→ The data:
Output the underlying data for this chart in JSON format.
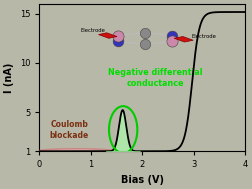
{
  "xlabel": "Bias (V)",
  "ylabel": "I (nA)",
  "xlim": [
    0,
    4
  ],
  "ylim": [
    1,
    16
  ],
  "yticks": [
    1,
    5,
    10,
    15
  ],
  "xticks": [
    0,
    1,
    2,
    3,
    4
  ],
  "bg_color": "#b8b8a8",
  "plot_bg_color": "#b8b8a8",
  "curve_color": "#000000",
  "ndc_text": "Negative differential\nconductance",
  "ndc_color": "#00dd00",
  "cb_text": "Coulomb\nblockade",
  "cb_color": "#7b3010",
  "atom_colors": [
    "#3030aa",
    "#888888",
    "#3030aa",
    "#888888",
    "#cc88aa",
    "#888888"
  ],
  "atom_top": "#888888",
  "bond_color": "#aaaaaa",
  "electrode_color": "#cc1111",
  "electrode_edge": "#880000"
}
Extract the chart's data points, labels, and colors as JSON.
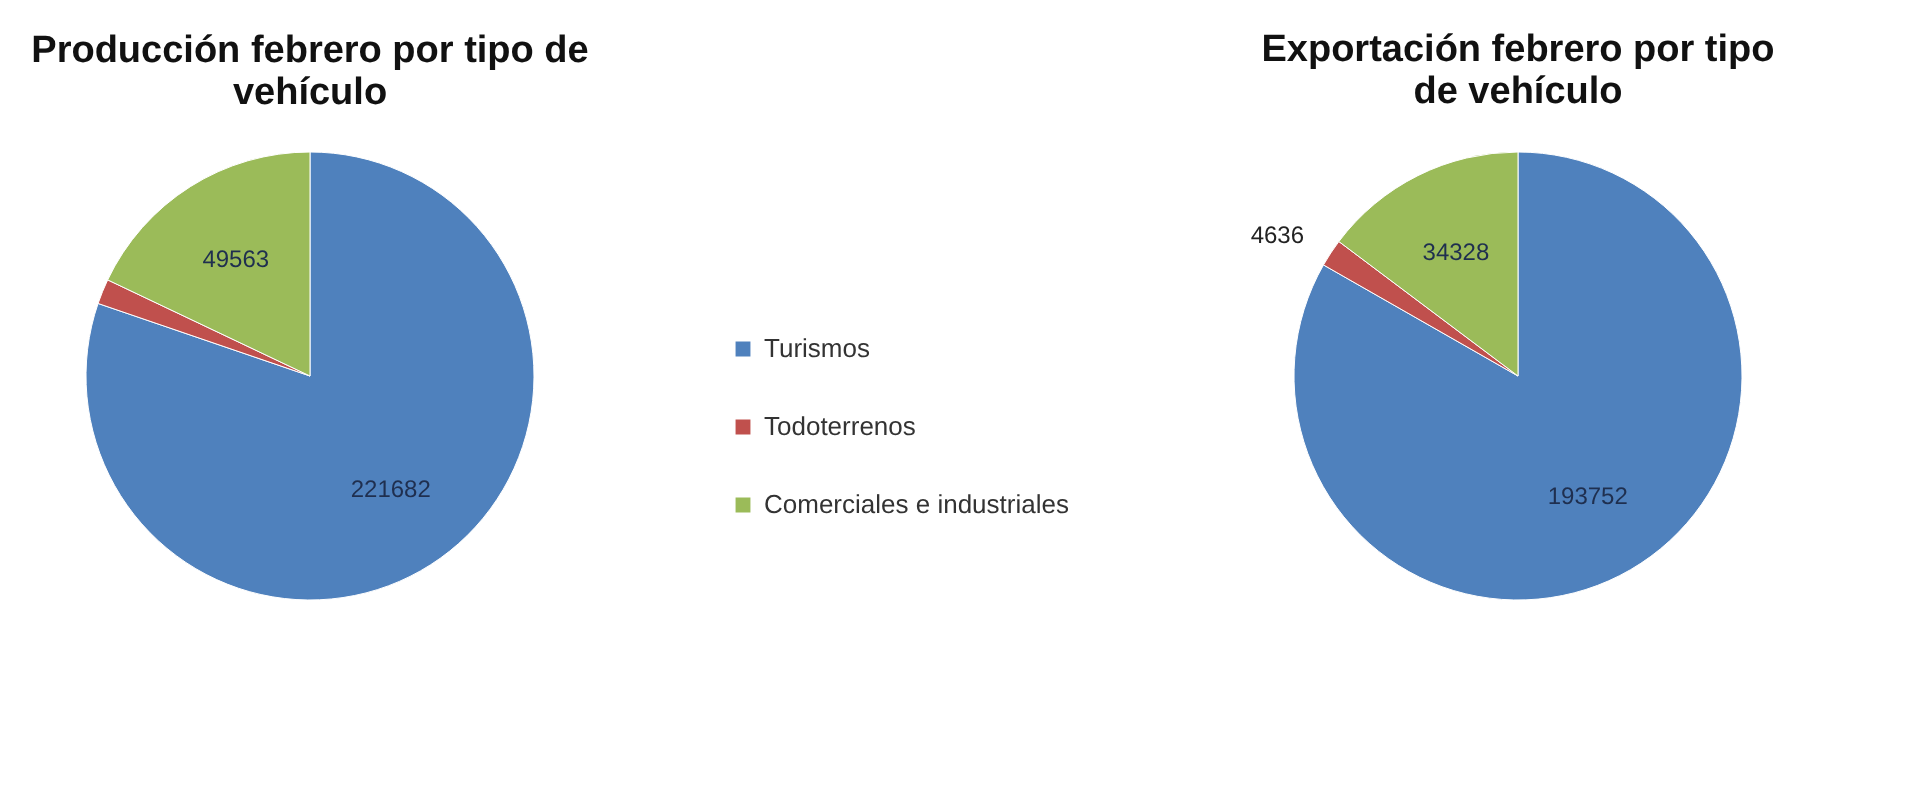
{
  "chart_data": [
    {
      "type": "pie",
      "title": "Producción febrero por tipo de vehículo",
      "categories": [
        "Turismos",
        "Todoterrenos",
        "Comerciales e industriales"
      ],
      "values": [
        221682,
        5000,
        49563
      ],
      "value_labels": [
        "221682",
        null,
        "49563"
      ],
      "colors": [
        "#4f81bd",
        "#c0504d",
        "#9bbb59"
      ],
      "legend": "right"
    },
    {
      "type": "pie",
      "title": "Exportación febrero por tipo de vehículo",
      "categories": [
        null,
        null,
        null
      ],
      "values": [
        193752,
        4636,
        34328
      ],
      "data_labels": true,
      "colors": [
        "#4f81bd",
        "#c0504d",
        "#9bbb59"
      ]
    }
  ]
}
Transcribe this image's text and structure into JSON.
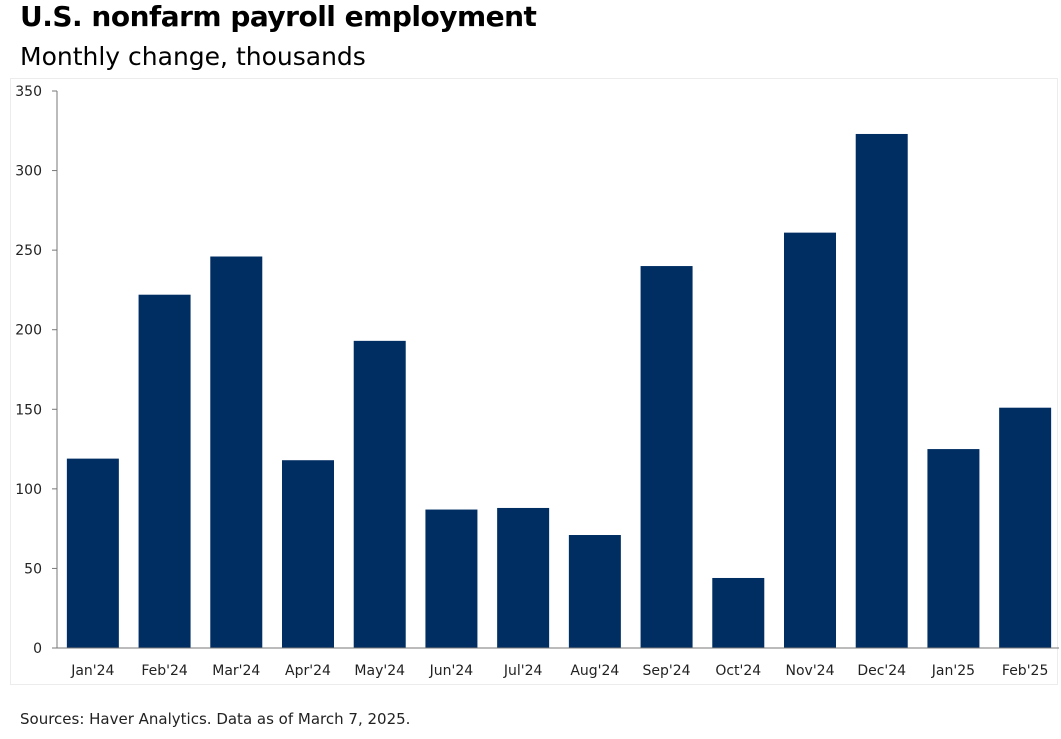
{
  "title": "U.S. nonfarm payroll employment",
  "subtitle": "Monthly change, thousands",
  "footer": "Sources: Haver Analytics. Data as of March 7, 2025.",
  "colors": {
    "bar": "#002e63",
    "axis": "#777777"
  },
  "chart_data": {
    "type": "bar",
    "title": "U.S. nonfarm payroll employment",
    "subtitle": "Monthly change, thousands",
    "xlabel": "",
    "ylabel": "",
    "ylim": [
      0,
      350
    ],
    "yticks": [
      0,
      50,
      100,
      150,
      200,
      250,
      300,
      350
    ],
    "grid": false,
    "categories": [
      "Jan'24",
      "Feb'24",
      "Mar'24",
      "Apr'24",
      "May'24",
      "Jun'24",
      "Jul'24",
      "Aug'24",
      "Sep'24",
      "Oct'24",
      "Nov'24",
      "Dec'24",
      "Jan'25",
      "Feb'25"
    ],
    "series": [
      {
        "name": "Monthly change",
        "values": [
          119,
          222,
          246,
          118,
          193,
          87,
          88,
          71,
          240,
          44,
          261,
          323,
          125,
          151
        ]
      }
    ]
  }
}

→ Given request: Reproduce the listing exactly. Leave its pictures out.

→ Solved problem:
Output the underlying data for this chart in JSON format.
{
  "xlabel": "Bias (V)",
  "ylabel": "I (nA)",
  "xlim": [
    0,
    4
  ],
  "ylim": [
    1,
    16
  ],
  "yticks": [
    1,
    5,
    10,
    15
  ],
  "xticks": [
    0,
    1,
    2,
    3,
    4
  ],
  "bg_color": "#b8b8a8",
  "plot_bg_color": "#b8b8a8",
  "curve_color": "#000000",
  "ndc_text": "Negative differential\nconductance",
  "ndc_color": "#00dd00",
  "cb_text": "Coulomb\nblockade",
  "cb_color": "#7b3010",
  "atom_colors": [
    "#3030aa",
    "#888888",
    "#3030aa",
    "#888888",
    "#cc88aa",
    "#888888"
  ],
  "atom_top": "#888888",
  "bond_color": "#aaaaaa",
  "electrode_color": "#cc1111",
  "electrode_edge": "#880000"
}
Extract the chart's data points, labels, and colors as JSON.
{
  "chart_data": [
    {
      "type": "pie",
      "title": "Producción febrero por tipo de vehículo",
      "categories": [
        "Turismos",
        "Todoterrenos",
        "Comerciales e industriales"
      ],
      "values": [
        221682,
        5000,
        49563
      ],
      "value_labels": [
        "221682",
        null,
        "49563"
      ],
      "colors": [
        "#4f81bd",
        "#c0504d",
        "#9bbb59"
      ],
      "legend": "right"
    },
    {
      "type": "pie",
      "title": "Exportación febrero por tipo de vehículo",
      "categories": [
        null,
        null,
        null
      ],
      "values": [
        193752,
        4636,
        34328
      ],
      "data_labels": true,
      "colors": [
        "#4f81bd",
        "#c0504d",
        "#9bbb59"
      ]
    }
  ]
}
Transcribe this image's text and structure into JSON.
{
  "title": "U.S. nonfarm payroll employment",
  "subtitle": "Monthly change, thousands",
  "footer": "Sources: Haver Analytics. Data as of March 7, 2025.",
  "colors": {
    "bar": "#002e63",
    "axis": "#777777"
  },
  "chart_data": {
    "type": "bar",
    "title": "U.S. nonfarm payroll employment",
    "subtitle": "Monthly change, thousands",
    "xlabel": "",
    "ylabel": "",
    "ylim": [
      0,
      350
    ],
    "yticks": [
      0,
      50,
      100,
      150,
      200,
      250,
      300,
      350
    ],
    "grid": false,
    "categories": [
      "Jan'24",
      "Feb'24",
      "Mar'24",
      "Apr'24",
      "May'24",
      "Jun'24",
      "Jul'24",
      "Aug'24",
      "Sep'24",
      "Oct'24",
      "Nov'24",
      "Dec'24",
      "Jan'25",
      "Feb'25"
    ],
    "series": [
      {
        "name": "Monthly change",
        "values": [
          119,
          222,
          246,
          118,
          193,
          87,
          88,
          71,
          240,
          44,
          261,
          323,
          125,
          151
        ]
      }
    ]
  }
}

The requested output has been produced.